Copy every line of the data that includes the string "Wählen".
================
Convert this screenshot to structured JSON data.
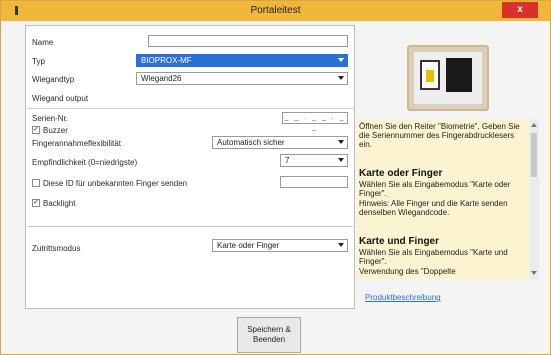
{
  "window": {
    "title": "Portaleitest",
    "close_glyph": "x",
    "app_icon": "app-menu-icon"
  },
  "form": {
    "name_label": "Name",
    "name_value": "",
    "typ_label": "Typ",
    "typ_value": "BIOPROX-MF",
    "wiegandtyp_label": "Wiegandtyp",
    "wiegandtyp_value": "Wiegand26",
    "wiegand_output_label": "Wiegand output",
    "seriennr_label": "Serien-Nr.",
    "seriennr_value": "_ _ . _ _ . _ _",
    "buzzer_label": "Buzzer",
    "buzzer_checked": true,
    "flex_label": "Fingerannahmeflexibilität",
    "flex_value": "Automatisch sicher",
    "sensitivity_label": "Empfindlichkeit (0=niedrigste)",
    "sensitivity_value": "7",
    "unknown_id_label": "Diese ID für unbekannten Finger senden",
    "unknown_id_checked": false,
    "unknown_id_value": "",
    "backlight_label": "Backlight",
    "backlight_checked": true,
    "zutritt_label": "Zutrittsmodus",
    "zutritt_value": "Karte oder Finger",
    "save_label_line1": "Speichern &",
    "save_label_line2": "Beenden"
  },
  "help": {
    "intro": "Öffnen Sie den Reiter \"Biometrie\", Geben Sie die Seriennummer des Fingerabdrucklesers ein.",
    "h1": "Karte oder Finger",
    "p1": "Wählen Sie als Eingabemodus \"Karte oder Finger\".",
    "p1b": "Hinweis: Alle Finger und die Karte senden denselben Wiegandcode.",
    "h2": "Karte und Finger",
    "p2": "Wählen Sie als Eingabemodus \"Karte und Finger\".",
    "p2b": "Verwendung des \"Doppelte",
    "link": "Produktbeschreibung"
  },
  "colors": {
    "title_bar": "#f0b83a",
    "close": "#d9302c",
    "selection": "#2b6fd6",
    "help_bg": "#fcf4d0"
  }
}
================
_WRITTEN RESPONSE_:
    "p1": "Wählen Sie als Eingabemodus \"Karte oder Finger\".",
    "p2": "Wählen Sie als Eingabemodus \"Karte und Finger\".",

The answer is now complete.